WHAT TO DO: Here are some records; return them all exactly.

[Stored data]
%%
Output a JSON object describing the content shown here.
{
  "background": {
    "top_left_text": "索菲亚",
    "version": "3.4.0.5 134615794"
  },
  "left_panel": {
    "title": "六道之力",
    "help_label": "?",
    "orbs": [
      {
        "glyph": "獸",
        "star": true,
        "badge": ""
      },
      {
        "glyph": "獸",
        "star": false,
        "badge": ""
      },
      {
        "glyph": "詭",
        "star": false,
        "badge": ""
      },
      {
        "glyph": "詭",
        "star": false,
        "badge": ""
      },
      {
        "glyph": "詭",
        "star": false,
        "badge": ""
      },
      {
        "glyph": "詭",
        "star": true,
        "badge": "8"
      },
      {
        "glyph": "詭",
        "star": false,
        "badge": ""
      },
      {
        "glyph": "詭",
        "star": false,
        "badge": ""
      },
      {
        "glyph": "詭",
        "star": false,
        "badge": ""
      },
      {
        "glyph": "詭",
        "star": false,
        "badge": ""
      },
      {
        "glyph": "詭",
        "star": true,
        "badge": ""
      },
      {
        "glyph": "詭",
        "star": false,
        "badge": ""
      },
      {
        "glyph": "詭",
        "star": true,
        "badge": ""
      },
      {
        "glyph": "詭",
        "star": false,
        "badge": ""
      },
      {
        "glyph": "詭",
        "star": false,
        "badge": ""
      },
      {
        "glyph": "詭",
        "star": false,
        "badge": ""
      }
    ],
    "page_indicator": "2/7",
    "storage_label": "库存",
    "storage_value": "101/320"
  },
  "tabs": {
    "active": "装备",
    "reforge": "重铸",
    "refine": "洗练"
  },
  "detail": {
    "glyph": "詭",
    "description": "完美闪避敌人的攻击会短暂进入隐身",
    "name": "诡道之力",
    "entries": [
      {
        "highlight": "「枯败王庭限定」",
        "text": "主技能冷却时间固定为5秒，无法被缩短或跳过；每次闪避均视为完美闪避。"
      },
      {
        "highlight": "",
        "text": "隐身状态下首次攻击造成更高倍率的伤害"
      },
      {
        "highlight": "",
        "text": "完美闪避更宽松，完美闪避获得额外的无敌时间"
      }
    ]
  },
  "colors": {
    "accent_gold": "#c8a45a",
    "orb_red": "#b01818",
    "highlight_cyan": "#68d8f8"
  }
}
%%
FULL OUTPUT:
Output a JSON object describing the content shown here.
{
  "background": {
    "top_left_text": "索菲亚",
    "version": "3.4.0.5 134615794"
  },
  "left_panel": {
    "title": "六道之力",
    "help_label": "?",
    "orbs": [
      {
        "glyph": "獸",
        "star": true,
        "badge": ""
      },
      {
        "glyph": "獸",
        "star": false,
        "badge": ""
      },
      {
        "glyph": "詭",
        "star": false,
        "badge": ""
      },
      {
        "glyph": "詭",
        "star": false,
        "badge": ""
      },
      {
        "glyph": "詭",
        "star": false,
        "badge": ""
      },
      {
        "glyph": "詭",
        "star": true,
        "badge": "8"
      },
      {
        "glyph": "詭",
        "star": false,
        "badge": ""
      },
      {
        "glyph": "詭",
        "star": false,
        "badge": ""
      },
      {
        "glyph": "詭",
        "star": false,
        "badge": ""
      },
      {
        "glyph": "詭",
        "star": false,
        "badge": ""
      },
      {
        "glyph": "詭",
        "star": true,
        "badge": ""
      },
      {
        "glyph": "詭",
        "star": false,
        "badge": ""
      },
      {
        "glyph": "詭",
        "star": true,
        "badge": ""
      },
      {
        "glyph": "詭",
        "star": false,
        "badge": ""
      },
      {
        "glyph": "詭",
        "star": false,
        "badge": ""
      },
      {
        "glyph": "詭",
        "star": false,
        "badge": ""
      }
    ],
    "page_indicator": "2/7",
    "storage_label": "库存",
    "storage_value": "101/320"
  },
  "tabs": {
    "active": "装备",
    "reforge": "重铸",
    "refine": "洗练"
  },
  "detail": {
    "glyph": "詭",
    "description": "完美闪避敌人的攻击会短暂进入隐身",
    "name": "诡道之力",
    "entries": [
      {
        "highlight": "「枯败王庭限定」",
        "text": "主技能冷却时间固定为5秒，无法被缩短或跳过；每次闪避均视为完美闪避。"
      },
      {
        "highlight": "",
        "text": "隐身状态下首次攻击造成更高倍率的伤害"
      },
      {
        "highlight": "",
        "text": "完美闪避更宽松，完美闪避获得额外的无敌时间"
      }
    ]
  },
  "colors": {
    "accent_gold": "#c8a45a",
    "orb_red": "#b01818",
    "highlight_cyan": "#68d8f8"
  }
}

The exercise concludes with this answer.